TASK INPUTS:
== Segment start ==

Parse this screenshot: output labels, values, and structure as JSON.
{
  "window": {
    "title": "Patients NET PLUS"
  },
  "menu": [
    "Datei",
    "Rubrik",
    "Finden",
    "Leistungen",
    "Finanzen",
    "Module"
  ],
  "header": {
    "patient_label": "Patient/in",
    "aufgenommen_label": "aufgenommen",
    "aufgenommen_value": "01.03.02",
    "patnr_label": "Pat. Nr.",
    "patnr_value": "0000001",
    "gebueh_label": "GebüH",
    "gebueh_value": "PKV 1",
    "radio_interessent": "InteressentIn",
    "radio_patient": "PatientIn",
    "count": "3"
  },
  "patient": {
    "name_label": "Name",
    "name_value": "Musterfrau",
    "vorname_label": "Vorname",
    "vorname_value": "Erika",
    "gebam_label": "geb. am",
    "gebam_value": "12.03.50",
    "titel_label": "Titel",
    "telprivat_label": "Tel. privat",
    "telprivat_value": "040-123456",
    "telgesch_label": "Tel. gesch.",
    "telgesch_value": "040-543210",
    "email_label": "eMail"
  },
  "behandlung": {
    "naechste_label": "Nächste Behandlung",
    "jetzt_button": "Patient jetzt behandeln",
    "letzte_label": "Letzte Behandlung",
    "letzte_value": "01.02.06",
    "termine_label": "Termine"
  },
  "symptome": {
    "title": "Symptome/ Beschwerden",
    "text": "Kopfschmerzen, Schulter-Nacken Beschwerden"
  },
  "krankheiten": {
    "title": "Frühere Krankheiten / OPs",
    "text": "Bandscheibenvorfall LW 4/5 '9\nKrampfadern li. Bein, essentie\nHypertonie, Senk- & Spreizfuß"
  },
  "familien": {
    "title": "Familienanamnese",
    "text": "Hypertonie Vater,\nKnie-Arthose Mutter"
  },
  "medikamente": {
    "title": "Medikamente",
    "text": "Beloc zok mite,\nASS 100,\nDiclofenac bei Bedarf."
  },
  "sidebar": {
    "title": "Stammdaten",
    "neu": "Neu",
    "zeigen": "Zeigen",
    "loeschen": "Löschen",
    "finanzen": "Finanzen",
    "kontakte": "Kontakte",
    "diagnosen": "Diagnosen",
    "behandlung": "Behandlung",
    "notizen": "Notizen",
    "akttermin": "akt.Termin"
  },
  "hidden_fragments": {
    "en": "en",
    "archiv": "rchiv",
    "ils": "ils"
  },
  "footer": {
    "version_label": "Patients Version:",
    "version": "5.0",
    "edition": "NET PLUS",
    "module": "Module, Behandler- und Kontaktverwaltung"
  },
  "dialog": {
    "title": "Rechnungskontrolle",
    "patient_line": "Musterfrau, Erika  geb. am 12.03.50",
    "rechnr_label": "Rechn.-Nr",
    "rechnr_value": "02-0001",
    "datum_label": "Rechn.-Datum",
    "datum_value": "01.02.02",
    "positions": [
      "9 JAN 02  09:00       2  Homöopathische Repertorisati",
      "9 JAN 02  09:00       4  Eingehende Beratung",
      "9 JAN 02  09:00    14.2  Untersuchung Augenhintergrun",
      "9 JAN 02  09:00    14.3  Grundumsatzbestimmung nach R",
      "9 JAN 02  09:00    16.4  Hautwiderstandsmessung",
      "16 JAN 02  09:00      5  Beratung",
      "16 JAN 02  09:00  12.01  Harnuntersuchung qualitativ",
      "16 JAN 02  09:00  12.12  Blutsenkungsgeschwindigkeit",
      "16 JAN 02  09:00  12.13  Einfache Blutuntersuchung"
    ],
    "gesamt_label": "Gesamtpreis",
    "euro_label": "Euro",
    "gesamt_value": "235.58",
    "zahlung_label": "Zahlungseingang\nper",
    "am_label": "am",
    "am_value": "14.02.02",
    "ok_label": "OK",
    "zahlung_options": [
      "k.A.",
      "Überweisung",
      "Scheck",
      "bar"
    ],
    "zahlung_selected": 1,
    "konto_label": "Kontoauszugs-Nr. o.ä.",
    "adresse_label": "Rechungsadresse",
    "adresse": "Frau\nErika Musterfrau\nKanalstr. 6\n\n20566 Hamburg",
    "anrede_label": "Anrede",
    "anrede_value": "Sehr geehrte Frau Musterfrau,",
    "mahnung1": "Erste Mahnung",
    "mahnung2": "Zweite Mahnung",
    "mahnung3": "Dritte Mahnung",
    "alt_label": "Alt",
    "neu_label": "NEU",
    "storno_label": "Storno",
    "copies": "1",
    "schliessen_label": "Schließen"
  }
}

== Segment end ==

EXERCISE REQUIREMENTS: All of the records are to be reproduced exactly as they were given.

ANSWER SPACE:
Parse this screenshot: output labels, values, and structure as JSON.
{
  "window": {
    "title": "Patients NET PLUS"
  },
  "menu": [
    "Datei",
    "Rubrik",
    "Finden",
    "Leistungen",
    "Finanzen",
    "Module"
  ],
  "header": {
    "patient_label": "Patient/in",
    "aufgenommen_label": "aufgenommen",
    "aufgenommen_value": "01.03.02",
    "patnr_label": "Pat. Nr.",
    "patnr_value": "0000001",
    "gebueh_label": "GebüH",
    "gebueh_value": "PKV 1",
    "radio_interessent": "InteressentIn",
    "radio_patient": "PatientIn",
    "count": "3"
  },
  "patient": {
    "name_label": "Name",
    "name_value": "Musterfrau",
    "vorname_label": "Vorname",
    "vorname_value": "Erika",
    "gebam_label": "geb. am",
    "gebam_value": "12.03.50",
    "titel_label": "Titel",
    "telprivat_label": "Tel. privat",
    "telprivat_value": "040-123456",
    "telgesch_label": "Tel. gesch.",
    "telgesch_value": "040-543210",
    "email_label": "eMail"
  },
  "behandlung": {
    "naechste_label": "Nächste Behandlung",
    "jetzt_button": "Patient jetzt behandeln",
    "letzte_label": "Letzte Behandlung",
    "letzte_value": "01.02.06",
    "termine_label": "Termine"
  },
  "symptome": {
    "title": "Symptome/ Beschwerden",
    "text": "Kopfschmerzen, Schulter-Nacken Beschwerden"
  },
  "krankheiten": {
    "title": "Frühere Krankheiten / OPs",
    "text": "Bandscheibenvorfall LW 4/5 '9\nKrampfadern li. Bein, essentie\nHypertonie, Senk- & Spreizfuß"
  },
  "familien": {
    "title": "Familienanamnese",
    "text": "Hypertonie Vater,\nKnie-Arthose Mutter"
  },
  "medikamente": {
    "title": "Medikamente",
    "text": "Beloc zok mite,\nASS 100,\nDiclofenac bei Bedarf."
  },
  "sidebar": {
    "title": "Stammdaten",
    "neu": "Neu",
    "zeigen": "Zeigen",
    "loeschen": "Löschen",
    "finanzen": "Finanzen",
    "kontakte": "Kontakte",
    "diagnosen": "Diagnosen",
    "behandlung": "Behandlung",
    "notizen": "Notizen",
    "akttermin": "akt.Termin"
  },
  "hidden_fragments": {
    "en": "en",
    "archiv": "rchiv",
    "ils": "ils"
  },
  "footer": {
    "version_label": "Patients Version:",
    "version": "5.0",
    "edition": "NET PLUS",
    "module": "Module, Behandler- und Kontaktverwaltung"
  },
  "dialog": {
    "title": "Rechnungskontrolle",
    "patient_line": "Musterfrau, Erika  geb. am 12.03.50",
    "rechnr_label": "Rechn.-Nr",
    "rechnr_value": "02-0001",
    "datum_label": "Rechn.-Datum",
    "datum_value": "01.02.02",
    "positions": [
      "9 JAN 02  09:00       2  Homöopathische Repertorisati",
      "9 JAN 02  09:00       4  Eingehende Beratung",
      "9 JAN 02  09:00    14.2  Untersuchung Augenhintergrun",
      "9 JAN 02  09:00    14.3  Grundumsatzbestimmung nach R",
      "9 JAN 02  09:00    16.4  Hautwiderstandsmessung",
      "16 JAN 02  09:00      5  Beratung",
      "16 JAN 02  09:00  12.01  Harnuntersuchung qualitativ",
      "16 JAN 02  09:00  12.12  Blutsenkungsgeschwindigkeit",
      "16 JAN 02  09:00  12.13  Einfache Blutuntersuchung"
    ],
    "gesamt_label": "Gesamtpreis",
    "euro_label": "Euro",
    "gesamt_value": "235.58",
    "zahlung_label": "Zahlungseingang\nper",
    "am_label": "am",
    "am_value": "14.02.02",
    "ok_label": "OK",
    "zahlung_options": [
      "k.A.",
      "Überweisung",
      "Scheck",
      "bar"
    ],
    "zahlung_selected": 1,
    "konto_label": "Kontoauszugs-Nr. o.ä.",
    "adresse_label": "Rechungsadresse",
    "adresse": "Frau\nErika Musterfrau\nKanalstr. 6\n\n20566 Hamburg",
    "anrede_label": "Anrede",
    "anrede_value": "Sehr geehrte Frau Musterfrau,",
    "mahnung1": "Erste Mahnung",
    "mahnung2": "Zweite Mahnung",
    "mahnung3": "Dritte Mahnung",
    "alt_label": "Alt",
    "neu_label": "NEU",
    "storno_label": "Storno",
    "copies": "1",
    "schliessen_label": "Schließen"
  }
}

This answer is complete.